Packaging manufacturer and printer Americk ASP Flexibles will more than triple its footprint this year in a £7m move to a new site in Wigan.
Currently the Haydock, Merseyside-based division of the Americk Packaging group is fitting out a 7,432sqm building, which it purchased, and will start moving in March. The move will take place in stages over the following five or six months. The company said the move would enable it to increase capacity to 175m (linear) a year.
Americk ASP Flexibles will take delivery of a new eight-colour-plus-one 1,500mm-wide Fischer & Krecke (F&K) 20S flexo printer to the new plant in June. Once that is online it will then refurbish its two existing F&K machines in turn before moving them over.
“We’re not planning to turn anything off until the first one goes live. By then one of our machines should be on its way. We are trying to make sure of continuity of supply,” managing director Steve Ellis told PrintWeek.
The move was prompted by a 40% rise in business last year for the printer and converter. Turnover grew from £8.5m to £11.5m Ellis said.

- YOUR INSTRUCTIONS: In the article about Americk ASP Flexibles moving to Wigan, what caused the move?

- MATERIAL SUPPLIED:
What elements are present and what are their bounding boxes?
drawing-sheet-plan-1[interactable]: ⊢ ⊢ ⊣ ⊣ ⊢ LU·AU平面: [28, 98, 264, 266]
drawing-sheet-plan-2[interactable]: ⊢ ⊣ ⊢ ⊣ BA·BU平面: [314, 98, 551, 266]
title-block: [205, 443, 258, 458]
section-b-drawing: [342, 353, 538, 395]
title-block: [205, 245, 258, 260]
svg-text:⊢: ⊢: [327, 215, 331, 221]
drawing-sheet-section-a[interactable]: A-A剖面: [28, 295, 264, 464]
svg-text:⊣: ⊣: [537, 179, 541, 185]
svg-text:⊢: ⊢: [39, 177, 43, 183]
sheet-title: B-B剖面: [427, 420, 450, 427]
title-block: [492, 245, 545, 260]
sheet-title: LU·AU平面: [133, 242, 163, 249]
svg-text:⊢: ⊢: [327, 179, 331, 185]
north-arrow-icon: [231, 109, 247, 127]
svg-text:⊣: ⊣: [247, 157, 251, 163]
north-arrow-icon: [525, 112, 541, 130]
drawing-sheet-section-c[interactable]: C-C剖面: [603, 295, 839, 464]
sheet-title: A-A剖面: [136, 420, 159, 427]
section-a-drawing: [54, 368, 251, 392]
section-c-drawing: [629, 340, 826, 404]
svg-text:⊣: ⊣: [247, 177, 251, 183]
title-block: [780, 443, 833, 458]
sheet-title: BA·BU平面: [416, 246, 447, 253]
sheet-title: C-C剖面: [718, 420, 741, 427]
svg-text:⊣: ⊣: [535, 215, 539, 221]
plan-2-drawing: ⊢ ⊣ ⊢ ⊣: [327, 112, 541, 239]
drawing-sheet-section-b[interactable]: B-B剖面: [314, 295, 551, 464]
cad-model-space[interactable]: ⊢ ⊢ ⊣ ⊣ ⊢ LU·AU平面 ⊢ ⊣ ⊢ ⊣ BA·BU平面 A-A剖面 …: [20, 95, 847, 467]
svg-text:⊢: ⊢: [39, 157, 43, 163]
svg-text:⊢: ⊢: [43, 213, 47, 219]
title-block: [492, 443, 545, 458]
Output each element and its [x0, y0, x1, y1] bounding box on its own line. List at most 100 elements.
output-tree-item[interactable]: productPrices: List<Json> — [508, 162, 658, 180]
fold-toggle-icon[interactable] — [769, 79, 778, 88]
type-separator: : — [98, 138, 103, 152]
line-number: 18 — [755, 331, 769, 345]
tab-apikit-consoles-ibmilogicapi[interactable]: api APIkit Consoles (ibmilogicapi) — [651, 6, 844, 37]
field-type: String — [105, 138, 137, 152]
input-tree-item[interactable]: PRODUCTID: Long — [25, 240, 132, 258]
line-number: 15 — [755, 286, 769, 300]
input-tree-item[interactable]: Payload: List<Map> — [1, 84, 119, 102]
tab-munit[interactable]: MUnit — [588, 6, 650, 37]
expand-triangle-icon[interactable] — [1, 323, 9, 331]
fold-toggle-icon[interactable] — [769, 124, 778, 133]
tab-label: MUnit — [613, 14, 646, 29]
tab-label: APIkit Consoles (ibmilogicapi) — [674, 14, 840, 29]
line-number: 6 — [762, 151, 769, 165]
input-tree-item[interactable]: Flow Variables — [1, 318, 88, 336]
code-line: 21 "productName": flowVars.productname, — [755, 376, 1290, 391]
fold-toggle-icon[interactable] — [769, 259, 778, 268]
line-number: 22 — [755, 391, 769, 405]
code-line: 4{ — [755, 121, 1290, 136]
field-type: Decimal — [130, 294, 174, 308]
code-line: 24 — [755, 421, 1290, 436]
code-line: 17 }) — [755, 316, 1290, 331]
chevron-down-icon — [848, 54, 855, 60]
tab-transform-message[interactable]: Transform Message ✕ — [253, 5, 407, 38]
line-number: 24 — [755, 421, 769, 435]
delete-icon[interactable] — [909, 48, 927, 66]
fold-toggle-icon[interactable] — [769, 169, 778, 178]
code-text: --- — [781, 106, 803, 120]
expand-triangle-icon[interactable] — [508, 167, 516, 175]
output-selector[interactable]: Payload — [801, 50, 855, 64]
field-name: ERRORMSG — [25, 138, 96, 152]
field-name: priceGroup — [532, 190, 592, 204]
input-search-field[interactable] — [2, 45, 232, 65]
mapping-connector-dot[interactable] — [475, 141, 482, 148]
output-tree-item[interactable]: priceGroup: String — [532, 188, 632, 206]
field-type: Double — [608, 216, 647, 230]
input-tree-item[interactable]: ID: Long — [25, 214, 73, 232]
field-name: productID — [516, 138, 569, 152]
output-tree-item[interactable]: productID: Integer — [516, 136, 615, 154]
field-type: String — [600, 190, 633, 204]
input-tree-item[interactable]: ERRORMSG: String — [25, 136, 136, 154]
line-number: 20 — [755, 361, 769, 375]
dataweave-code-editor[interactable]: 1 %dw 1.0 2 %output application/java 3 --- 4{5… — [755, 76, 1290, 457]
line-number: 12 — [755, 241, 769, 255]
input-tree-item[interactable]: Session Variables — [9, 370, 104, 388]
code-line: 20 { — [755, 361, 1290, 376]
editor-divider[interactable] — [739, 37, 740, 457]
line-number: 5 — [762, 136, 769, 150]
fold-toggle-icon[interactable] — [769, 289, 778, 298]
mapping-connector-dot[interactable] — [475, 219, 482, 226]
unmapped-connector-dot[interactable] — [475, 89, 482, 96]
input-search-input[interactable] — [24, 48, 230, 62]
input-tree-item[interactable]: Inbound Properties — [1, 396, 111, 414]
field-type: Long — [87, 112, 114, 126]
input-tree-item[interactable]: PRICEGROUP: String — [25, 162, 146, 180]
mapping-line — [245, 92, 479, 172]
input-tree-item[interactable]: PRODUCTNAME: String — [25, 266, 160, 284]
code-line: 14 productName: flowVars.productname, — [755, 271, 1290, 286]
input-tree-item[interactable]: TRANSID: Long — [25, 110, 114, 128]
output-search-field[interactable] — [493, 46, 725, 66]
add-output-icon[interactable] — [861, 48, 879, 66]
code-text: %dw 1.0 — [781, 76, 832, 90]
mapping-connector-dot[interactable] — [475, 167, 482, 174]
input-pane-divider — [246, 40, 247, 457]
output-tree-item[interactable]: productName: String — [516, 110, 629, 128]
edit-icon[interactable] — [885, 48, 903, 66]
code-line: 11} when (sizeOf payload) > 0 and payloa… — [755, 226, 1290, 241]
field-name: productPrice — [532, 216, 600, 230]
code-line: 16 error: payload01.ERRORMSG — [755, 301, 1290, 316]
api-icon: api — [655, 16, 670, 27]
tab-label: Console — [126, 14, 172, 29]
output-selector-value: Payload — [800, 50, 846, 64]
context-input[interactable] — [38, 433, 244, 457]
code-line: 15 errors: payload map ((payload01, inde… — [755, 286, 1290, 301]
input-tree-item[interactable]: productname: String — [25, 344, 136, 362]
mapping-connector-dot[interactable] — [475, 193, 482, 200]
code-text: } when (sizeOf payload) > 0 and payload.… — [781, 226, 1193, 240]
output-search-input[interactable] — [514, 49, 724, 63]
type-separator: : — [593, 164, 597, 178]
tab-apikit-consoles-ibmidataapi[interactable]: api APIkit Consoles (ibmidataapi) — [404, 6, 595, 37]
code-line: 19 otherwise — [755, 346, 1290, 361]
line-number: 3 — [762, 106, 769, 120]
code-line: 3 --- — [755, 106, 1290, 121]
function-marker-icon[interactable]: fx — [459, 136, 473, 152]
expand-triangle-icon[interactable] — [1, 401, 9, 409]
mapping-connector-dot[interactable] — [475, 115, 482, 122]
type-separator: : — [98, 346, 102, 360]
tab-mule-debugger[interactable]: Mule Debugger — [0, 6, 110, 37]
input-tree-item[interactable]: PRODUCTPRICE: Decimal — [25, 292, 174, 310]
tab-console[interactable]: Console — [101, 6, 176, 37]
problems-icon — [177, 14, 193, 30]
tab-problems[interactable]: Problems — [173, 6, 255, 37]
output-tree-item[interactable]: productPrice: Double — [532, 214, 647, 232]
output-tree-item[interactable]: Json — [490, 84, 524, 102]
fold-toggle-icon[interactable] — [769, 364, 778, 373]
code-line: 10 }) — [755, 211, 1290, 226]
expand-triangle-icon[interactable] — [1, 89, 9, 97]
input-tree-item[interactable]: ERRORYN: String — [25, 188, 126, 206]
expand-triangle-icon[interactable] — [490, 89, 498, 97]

- RESPONSE AREA: A 40% rise in business last year.